-- Start of Provided data --

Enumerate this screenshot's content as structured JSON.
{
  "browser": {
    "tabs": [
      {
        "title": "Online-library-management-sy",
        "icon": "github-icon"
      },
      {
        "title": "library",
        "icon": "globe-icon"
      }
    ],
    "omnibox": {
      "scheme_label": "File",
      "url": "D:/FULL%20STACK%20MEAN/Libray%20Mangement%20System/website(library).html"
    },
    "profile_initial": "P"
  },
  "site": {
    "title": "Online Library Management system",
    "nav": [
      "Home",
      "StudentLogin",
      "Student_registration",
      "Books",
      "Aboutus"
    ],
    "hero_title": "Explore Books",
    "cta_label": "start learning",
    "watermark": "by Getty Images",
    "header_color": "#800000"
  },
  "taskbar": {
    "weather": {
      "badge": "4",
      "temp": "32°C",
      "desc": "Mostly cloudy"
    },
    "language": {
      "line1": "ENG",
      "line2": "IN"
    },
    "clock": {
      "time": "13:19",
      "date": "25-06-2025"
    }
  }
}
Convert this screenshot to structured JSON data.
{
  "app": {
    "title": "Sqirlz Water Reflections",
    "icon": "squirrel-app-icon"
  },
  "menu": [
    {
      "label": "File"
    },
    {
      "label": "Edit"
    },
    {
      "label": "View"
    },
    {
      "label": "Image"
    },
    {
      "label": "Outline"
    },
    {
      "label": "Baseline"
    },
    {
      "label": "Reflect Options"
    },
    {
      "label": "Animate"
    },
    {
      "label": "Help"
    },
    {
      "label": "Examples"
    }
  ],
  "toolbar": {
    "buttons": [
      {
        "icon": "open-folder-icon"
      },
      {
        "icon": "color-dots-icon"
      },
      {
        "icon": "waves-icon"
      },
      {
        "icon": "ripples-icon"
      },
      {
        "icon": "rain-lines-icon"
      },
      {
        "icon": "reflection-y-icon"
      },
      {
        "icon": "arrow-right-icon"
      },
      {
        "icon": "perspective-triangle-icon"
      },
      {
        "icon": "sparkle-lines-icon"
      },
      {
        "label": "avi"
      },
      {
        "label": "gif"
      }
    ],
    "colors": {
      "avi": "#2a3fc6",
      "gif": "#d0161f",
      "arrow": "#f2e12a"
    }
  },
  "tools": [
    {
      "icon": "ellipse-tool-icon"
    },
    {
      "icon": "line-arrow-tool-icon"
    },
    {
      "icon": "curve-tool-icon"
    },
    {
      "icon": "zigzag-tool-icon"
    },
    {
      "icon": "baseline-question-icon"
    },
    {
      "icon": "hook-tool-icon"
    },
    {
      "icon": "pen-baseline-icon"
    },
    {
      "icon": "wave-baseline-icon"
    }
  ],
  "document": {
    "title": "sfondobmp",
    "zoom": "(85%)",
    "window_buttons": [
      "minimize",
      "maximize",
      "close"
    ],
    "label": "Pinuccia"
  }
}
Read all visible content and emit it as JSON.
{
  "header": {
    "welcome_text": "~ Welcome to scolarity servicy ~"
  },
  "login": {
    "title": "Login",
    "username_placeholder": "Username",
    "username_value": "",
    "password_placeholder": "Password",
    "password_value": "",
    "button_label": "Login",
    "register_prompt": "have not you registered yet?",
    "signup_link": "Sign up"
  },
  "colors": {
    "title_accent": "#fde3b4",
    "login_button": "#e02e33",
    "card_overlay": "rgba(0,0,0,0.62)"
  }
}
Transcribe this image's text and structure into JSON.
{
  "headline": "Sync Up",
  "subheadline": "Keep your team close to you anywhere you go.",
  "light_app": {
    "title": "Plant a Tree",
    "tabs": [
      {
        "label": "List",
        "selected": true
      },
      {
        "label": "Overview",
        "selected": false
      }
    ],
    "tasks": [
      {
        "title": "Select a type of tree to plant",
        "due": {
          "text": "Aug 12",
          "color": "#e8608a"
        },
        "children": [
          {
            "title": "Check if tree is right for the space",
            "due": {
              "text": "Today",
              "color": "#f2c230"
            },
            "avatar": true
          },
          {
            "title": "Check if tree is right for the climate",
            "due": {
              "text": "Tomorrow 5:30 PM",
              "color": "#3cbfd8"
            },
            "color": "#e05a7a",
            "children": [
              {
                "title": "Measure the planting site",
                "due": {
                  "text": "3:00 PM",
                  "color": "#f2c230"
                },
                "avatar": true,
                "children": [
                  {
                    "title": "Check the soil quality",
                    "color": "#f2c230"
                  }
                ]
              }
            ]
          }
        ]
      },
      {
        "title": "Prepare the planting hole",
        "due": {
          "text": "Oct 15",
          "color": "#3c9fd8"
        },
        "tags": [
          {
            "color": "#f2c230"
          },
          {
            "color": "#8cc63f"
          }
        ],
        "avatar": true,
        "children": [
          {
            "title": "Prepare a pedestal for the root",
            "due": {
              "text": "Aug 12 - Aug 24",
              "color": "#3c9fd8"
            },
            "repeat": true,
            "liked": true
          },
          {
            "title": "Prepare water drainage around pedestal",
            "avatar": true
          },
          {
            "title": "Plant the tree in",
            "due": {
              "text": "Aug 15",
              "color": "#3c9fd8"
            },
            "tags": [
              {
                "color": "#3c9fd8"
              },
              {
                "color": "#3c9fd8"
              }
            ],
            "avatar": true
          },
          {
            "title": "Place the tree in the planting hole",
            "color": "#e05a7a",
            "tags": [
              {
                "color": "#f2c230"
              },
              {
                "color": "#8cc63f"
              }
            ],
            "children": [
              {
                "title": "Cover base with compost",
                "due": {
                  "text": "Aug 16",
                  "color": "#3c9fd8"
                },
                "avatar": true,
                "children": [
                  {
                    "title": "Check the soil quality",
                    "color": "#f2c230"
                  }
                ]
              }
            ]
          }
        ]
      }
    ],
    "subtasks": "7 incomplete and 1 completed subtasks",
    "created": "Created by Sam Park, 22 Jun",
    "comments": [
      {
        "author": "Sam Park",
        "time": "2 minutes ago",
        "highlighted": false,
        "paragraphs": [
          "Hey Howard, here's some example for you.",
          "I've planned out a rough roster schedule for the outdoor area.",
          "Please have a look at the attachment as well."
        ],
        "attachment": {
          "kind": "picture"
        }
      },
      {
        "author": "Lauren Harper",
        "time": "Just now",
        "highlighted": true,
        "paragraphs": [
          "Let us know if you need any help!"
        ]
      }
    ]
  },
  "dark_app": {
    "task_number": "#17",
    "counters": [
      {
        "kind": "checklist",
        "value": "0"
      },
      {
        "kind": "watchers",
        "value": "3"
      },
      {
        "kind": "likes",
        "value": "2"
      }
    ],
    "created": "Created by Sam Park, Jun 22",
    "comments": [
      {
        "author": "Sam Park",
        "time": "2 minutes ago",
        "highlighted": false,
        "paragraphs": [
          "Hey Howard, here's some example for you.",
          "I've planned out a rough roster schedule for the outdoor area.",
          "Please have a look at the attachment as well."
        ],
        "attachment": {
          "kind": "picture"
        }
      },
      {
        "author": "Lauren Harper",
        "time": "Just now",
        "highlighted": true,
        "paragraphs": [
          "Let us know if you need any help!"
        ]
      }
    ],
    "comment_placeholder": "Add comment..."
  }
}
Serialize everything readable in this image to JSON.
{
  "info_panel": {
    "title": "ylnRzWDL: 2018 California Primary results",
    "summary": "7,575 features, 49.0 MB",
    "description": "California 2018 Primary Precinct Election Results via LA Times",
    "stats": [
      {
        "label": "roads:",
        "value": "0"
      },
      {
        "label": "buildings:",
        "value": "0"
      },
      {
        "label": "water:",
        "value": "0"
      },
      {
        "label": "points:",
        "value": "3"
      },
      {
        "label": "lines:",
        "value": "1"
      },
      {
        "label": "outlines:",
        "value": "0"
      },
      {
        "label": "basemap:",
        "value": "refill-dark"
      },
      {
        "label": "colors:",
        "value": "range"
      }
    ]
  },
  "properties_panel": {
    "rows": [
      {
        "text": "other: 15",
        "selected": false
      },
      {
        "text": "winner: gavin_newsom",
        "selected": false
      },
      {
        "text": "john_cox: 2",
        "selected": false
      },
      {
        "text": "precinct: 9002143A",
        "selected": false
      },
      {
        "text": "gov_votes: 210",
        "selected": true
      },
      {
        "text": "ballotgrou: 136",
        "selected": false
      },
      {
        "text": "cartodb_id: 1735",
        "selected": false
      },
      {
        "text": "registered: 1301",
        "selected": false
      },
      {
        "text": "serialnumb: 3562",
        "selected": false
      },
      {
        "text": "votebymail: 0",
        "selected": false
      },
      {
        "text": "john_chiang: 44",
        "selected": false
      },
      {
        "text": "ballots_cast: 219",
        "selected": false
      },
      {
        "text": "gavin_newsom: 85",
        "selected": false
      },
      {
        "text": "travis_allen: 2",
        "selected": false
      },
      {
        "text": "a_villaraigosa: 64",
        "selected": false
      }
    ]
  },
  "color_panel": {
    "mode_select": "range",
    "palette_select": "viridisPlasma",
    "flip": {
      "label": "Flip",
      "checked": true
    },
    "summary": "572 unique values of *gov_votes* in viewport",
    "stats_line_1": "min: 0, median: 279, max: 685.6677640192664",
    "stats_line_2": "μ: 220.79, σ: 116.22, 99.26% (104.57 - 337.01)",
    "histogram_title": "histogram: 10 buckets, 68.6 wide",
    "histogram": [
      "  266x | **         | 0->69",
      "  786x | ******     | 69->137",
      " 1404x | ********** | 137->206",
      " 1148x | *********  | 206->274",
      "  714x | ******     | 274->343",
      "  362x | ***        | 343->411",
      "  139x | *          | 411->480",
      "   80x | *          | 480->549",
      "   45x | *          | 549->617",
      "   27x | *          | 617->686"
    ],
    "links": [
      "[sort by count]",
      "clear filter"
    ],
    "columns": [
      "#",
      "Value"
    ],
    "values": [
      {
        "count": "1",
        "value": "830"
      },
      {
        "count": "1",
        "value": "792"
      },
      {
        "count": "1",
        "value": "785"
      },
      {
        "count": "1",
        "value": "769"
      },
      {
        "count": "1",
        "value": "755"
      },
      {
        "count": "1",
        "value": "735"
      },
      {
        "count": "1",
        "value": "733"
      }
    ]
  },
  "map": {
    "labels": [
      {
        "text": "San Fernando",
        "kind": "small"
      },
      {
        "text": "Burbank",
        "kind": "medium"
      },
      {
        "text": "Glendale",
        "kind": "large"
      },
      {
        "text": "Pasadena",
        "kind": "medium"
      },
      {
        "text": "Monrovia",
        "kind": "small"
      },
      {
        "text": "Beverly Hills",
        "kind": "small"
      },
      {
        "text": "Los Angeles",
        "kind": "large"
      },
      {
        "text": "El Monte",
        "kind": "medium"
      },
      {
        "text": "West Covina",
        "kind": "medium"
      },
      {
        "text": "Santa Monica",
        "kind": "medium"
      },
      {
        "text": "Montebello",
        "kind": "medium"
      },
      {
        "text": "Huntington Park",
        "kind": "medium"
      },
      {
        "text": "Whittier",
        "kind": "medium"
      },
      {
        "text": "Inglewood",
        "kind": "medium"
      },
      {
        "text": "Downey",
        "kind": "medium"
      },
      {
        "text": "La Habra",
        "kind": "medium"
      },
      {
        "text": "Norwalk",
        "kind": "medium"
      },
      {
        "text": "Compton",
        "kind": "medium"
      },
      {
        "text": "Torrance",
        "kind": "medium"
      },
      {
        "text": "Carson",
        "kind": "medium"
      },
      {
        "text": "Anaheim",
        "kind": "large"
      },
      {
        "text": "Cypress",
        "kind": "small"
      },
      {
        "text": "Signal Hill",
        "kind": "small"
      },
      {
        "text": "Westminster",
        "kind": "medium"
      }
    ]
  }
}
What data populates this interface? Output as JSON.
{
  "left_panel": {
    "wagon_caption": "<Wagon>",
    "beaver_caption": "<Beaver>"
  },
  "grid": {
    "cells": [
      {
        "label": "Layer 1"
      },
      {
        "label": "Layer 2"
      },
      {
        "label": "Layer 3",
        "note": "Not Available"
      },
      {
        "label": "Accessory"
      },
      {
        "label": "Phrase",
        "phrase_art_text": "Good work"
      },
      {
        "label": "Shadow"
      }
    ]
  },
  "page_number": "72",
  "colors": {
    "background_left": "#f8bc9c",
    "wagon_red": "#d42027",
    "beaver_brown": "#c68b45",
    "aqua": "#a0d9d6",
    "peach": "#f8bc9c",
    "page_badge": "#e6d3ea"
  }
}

-- End of Provided data --

# Exercise objective:
Search the lines for the string "Online" and copy every line that has it.

# Written reply:
        "title": "Online-library-management-sy",
    "title": "Online Library Management system",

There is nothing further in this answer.